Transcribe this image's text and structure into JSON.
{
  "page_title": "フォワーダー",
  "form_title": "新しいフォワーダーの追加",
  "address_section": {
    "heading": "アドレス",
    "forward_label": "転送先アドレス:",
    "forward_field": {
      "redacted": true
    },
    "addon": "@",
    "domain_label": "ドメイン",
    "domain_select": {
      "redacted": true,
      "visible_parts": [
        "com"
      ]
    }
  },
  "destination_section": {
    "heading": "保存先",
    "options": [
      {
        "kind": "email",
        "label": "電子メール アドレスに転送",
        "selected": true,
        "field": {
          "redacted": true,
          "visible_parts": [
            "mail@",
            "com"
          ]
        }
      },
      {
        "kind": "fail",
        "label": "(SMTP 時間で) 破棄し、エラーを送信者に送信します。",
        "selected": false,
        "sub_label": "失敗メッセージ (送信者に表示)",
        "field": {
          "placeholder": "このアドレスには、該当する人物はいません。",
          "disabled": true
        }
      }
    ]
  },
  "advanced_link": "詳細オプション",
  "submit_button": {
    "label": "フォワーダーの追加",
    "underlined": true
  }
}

········

- **TASK BRIEF**
Pick out every line above that holds the word "true" and copy it.

- **FULL RESPONSE**
      "redacted": true
      "redacted": true,
        "selected": true,
          "redacted": true,
          "disabled": true
    "underlined": true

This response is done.